Show every line containing "panel" by copying it.
***** Supplied information
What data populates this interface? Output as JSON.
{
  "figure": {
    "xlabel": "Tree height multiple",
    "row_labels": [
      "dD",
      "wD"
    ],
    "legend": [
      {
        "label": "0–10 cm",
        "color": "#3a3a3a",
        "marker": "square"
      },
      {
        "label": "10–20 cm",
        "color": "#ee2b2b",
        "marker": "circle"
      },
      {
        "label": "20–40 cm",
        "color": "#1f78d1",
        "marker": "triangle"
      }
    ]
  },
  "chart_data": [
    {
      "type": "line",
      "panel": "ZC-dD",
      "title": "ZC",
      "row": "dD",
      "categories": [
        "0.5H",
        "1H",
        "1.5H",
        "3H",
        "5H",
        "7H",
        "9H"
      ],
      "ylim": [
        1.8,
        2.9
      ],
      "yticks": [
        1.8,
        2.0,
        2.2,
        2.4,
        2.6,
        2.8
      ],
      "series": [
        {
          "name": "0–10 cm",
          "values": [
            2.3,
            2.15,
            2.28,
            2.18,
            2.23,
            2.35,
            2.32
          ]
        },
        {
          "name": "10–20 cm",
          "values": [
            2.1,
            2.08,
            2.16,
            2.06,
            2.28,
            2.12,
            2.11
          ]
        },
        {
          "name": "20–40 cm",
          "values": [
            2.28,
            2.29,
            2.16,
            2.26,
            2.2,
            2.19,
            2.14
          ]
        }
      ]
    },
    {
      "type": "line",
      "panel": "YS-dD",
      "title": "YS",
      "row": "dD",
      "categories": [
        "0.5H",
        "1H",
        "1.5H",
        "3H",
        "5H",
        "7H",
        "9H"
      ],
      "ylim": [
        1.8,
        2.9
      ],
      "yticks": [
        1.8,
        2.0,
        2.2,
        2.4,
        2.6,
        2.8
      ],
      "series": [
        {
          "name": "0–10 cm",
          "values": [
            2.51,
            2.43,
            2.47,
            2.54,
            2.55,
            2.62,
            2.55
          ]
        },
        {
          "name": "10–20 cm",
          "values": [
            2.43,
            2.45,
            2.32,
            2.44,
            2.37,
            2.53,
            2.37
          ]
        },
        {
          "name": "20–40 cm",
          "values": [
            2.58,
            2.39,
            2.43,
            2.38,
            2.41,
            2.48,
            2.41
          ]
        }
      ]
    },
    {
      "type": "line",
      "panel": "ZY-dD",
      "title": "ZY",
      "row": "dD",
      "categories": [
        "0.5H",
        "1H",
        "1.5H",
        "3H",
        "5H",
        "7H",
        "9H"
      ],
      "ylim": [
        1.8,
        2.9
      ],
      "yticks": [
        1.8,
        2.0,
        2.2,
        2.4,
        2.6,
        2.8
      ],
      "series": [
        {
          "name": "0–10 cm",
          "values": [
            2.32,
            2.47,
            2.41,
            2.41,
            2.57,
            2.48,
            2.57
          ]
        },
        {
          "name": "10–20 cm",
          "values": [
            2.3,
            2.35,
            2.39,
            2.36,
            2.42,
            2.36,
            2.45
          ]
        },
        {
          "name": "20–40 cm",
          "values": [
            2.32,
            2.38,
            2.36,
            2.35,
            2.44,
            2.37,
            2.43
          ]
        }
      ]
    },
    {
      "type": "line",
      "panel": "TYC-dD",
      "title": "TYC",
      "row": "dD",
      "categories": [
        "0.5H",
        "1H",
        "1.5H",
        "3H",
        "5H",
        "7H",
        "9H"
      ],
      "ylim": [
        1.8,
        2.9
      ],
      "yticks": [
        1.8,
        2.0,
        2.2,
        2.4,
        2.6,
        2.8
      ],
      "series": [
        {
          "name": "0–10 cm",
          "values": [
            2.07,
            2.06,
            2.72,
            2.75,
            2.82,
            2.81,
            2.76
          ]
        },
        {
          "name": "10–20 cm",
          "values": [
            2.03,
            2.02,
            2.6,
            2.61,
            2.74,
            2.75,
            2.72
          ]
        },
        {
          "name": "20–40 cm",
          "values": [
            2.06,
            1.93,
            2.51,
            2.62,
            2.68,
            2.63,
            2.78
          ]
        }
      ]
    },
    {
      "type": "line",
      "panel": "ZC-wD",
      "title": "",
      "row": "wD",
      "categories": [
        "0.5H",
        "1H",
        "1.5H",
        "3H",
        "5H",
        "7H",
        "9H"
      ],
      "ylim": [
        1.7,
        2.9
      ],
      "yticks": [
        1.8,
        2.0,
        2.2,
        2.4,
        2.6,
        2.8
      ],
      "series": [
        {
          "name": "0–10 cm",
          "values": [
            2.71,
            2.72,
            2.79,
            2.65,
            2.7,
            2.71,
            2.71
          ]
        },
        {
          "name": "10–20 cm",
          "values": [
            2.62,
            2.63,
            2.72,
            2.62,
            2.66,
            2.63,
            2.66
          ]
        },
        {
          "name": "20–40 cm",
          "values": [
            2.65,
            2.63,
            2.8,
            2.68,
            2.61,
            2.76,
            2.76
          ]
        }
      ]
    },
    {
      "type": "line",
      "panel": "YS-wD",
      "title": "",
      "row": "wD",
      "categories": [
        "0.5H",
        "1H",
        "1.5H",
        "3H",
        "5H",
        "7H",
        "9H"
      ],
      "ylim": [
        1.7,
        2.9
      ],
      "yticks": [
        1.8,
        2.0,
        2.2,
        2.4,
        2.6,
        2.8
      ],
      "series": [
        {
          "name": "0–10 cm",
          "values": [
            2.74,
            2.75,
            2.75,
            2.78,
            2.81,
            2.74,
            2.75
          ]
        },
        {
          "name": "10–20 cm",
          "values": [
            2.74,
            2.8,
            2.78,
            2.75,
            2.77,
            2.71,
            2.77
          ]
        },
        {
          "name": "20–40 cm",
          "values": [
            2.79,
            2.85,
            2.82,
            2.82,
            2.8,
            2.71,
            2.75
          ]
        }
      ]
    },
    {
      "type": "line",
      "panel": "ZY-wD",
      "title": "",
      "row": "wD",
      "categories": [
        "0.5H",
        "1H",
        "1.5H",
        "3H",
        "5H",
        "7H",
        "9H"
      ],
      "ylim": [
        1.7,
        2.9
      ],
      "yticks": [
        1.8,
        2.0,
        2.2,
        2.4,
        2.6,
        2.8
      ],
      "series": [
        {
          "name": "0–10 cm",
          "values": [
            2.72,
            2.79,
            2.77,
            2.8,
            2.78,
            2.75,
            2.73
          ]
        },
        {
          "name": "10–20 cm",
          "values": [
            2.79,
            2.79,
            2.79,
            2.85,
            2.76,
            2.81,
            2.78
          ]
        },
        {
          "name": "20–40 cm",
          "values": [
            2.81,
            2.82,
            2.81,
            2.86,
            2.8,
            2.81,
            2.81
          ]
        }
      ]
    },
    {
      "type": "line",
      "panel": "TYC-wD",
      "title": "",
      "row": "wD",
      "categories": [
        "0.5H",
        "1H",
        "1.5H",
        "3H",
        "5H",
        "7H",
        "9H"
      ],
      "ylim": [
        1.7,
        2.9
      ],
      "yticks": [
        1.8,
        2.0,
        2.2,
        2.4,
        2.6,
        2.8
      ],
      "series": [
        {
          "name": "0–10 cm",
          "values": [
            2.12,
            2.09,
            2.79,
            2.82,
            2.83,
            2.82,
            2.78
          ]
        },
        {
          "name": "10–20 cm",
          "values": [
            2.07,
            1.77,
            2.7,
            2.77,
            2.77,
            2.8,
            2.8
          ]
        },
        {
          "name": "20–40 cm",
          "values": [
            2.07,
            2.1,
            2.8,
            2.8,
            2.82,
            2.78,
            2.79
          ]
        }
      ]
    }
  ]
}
**********
***** Supplied information
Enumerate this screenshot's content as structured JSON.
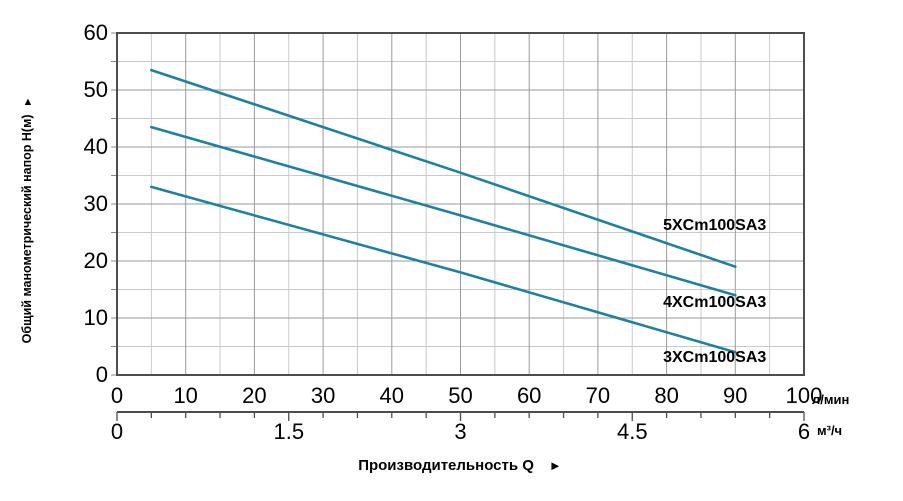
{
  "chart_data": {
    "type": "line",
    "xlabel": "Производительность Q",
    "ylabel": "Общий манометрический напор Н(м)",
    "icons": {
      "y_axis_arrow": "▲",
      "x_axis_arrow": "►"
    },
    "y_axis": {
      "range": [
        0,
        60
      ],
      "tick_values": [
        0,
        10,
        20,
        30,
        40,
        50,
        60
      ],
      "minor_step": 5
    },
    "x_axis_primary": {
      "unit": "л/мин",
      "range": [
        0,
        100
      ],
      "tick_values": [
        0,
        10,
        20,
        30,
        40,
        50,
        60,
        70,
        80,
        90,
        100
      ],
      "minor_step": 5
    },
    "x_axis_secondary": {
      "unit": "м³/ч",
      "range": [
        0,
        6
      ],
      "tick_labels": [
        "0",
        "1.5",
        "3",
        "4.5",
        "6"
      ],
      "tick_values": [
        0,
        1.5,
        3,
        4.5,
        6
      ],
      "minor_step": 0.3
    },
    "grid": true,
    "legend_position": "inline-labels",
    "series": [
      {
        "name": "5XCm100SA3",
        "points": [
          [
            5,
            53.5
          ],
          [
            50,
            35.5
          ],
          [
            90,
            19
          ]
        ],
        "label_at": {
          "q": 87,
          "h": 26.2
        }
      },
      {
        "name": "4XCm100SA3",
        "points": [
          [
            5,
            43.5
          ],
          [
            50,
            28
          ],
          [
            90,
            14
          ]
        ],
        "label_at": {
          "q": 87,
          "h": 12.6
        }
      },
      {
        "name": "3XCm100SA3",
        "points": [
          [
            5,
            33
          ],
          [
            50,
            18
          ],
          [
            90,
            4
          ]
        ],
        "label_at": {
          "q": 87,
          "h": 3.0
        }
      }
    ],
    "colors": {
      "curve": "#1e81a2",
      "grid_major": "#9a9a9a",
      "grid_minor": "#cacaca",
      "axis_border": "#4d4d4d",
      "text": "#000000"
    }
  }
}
**********
***** Supplied information
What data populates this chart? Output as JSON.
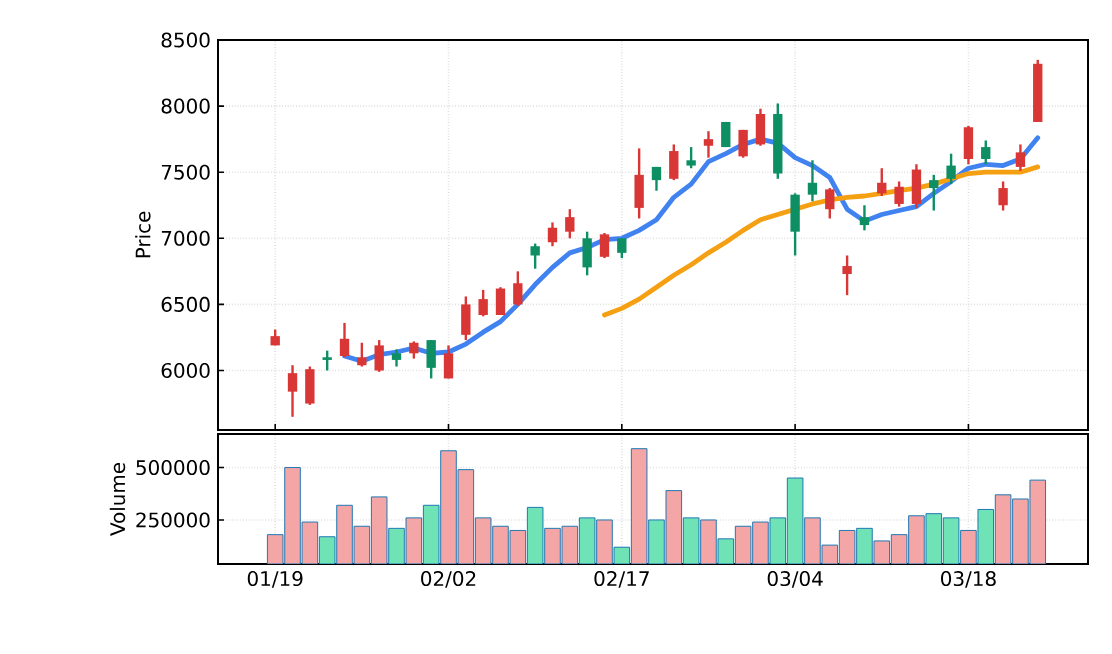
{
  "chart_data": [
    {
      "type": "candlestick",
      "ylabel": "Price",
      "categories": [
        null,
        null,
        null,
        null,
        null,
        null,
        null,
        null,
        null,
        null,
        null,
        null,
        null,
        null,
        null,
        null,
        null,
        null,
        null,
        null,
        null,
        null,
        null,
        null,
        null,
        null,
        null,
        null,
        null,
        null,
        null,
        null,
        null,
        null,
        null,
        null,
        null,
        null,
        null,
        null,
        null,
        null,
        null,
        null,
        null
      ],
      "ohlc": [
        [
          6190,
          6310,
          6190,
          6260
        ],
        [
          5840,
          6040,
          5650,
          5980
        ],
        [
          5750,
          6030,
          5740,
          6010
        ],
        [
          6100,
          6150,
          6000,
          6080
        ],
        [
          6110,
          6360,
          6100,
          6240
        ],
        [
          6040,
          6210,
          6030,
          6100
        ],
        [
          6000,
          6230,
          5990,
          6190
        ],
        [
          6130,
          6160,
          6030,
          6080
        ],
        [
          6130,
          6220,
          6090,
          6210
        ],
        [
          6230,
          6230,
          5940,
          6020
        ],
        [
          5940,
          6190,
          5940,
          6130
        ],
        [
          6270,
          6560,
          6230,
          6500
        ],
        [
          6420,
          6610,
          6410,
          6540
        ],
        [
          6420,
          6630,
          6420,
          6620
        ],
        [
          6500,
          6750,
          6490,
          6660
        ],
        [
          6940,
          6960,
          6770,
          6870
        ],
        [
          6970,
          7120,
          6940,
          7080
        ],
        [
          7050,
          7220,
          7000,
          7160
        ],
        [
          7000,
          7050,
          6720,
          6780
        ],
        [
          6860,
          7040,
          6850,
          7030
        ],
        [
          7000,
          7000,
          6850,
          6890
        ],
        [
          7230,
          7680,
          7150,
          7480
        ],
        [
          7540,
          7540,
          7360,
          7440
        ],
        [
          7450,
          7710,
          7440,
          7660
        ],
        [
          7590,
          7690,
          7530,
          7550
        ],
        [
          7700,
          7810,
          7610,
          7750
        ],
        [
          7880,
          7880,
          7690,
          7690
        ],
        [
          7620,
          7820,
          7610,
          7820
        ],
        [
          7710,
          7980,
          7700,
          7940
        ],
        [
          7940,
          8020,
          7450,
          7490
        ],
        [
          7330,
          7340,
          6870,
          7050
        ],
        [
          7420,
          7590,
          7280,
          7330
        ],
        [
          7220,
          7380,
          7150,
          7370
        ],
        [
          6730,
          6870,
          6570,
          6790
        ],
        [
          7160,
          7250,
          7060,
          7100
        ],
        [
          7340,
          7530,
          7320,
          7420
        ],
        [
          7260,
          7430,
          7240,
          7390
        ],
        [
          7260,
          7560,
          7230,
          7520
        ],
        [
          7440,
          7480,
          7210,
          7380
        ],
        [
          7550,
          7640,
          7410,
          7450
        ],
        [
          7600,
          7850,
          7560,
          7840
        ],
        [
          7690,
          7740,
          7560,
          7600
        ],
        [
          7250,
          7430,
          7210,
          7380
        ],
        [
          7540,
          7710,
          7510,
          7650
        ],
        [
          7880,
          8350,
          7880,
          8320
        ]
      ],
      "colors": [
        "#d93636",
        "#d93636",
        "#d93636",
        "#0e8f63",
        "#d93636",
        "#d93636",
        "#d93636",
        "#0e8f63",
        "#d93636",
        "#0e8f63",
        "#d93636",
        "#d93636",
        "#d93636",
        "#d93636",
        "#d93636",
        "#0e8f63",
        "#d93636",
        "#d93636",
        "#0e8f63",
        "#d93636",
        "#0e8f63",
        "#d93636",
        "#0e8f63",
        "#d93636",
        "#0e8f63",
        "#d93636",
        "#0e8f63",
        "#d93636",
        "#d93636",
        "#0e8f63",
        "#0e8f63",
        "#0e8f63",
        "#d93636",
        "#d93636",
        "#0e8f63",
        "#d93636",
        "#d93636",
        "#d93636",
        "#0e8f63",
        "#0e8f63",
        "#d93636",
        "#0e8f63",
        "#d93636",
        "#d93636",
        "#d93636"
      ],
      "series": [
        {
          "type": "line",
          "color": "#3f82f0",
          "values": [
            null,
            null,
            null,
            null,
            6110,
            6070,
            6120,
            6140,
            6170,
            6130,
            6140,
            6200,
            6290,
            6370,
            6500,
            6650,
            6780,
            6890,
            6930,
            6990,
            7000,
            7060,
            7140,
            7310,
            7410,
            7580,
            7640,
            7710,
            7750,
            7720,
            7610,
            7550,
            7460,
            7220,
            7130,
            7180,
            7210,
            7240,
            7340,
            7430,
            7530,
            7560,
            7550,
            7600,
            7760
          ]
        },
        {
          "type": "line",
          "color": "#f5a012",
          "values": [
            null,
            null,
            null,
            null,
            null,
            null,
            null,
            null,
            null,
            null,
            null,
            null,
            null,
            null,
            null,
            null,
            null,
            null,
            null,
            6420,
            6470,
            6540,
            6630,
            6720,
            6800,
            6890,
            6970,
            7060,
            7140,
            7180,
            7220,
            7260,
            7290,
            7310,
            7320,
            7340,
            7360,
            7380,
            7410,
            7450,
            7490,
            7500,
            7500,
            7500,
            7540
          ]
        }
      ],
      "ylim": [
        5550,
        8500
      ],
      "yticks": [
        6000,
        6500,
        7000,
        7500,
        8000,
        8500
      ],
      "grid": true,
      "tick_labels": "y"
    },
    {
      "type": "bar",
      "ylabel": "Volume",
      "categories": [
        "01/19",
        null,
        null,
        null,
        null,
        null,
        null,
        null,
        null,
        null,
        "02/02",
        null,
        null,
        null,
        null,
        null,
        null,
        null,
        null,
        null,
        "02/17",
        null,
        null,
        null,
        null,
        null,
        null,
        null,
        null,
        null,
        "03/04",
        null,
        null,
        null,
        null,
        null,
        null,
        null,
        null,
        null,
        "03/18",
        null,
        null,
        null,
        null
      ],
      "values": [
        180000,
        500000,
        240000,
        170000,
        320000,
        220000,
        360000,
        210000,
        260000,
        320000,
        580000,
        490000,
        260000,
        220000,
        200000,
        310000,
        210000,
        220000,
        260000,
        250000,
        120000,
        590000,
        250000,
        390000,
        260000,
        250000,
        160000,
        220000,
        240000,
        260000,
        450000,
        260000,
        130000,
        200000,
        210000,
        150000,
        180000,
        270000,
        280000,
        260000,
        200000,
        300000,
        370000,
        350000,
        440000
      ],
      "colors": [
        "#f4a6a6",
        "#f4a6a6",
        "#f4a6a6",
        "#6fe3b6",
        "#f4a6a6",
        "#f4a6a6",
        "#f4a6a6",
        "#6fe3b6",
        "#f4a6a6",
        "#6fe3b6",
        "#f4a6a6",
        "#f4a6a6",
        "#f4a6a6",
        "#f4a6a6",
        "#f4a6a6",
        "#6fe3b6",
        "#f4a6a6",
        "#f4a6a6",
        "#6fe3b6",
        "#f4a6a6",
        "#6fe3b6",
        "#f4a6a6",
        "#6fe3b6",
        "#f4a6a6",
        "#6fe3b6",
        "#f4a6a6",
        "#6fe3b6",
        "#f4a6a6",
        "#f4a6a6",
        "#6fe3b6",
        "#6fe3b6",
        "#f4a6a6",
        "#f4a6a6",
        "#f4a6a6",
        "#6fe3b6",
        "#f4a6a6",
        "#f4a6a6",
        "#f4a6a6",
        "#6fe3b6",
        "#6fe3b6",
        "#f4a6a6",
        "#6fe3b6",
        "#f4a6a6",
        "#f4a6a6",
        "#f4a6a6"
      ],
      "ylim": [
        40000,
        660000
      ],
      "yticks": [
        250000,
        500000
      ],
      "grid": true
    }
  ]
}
**********
• _Task solution_:
      "panel": "ZC-dD",
      "panel": "YS-dD",
      "panel": "ZY-dD",
      "panel": "TYC-dD",
      "panel": "ZC-wD",
      "panel": "YS-wD",
      "panel": "ZY-wD",
      "panel": "TYC-wD",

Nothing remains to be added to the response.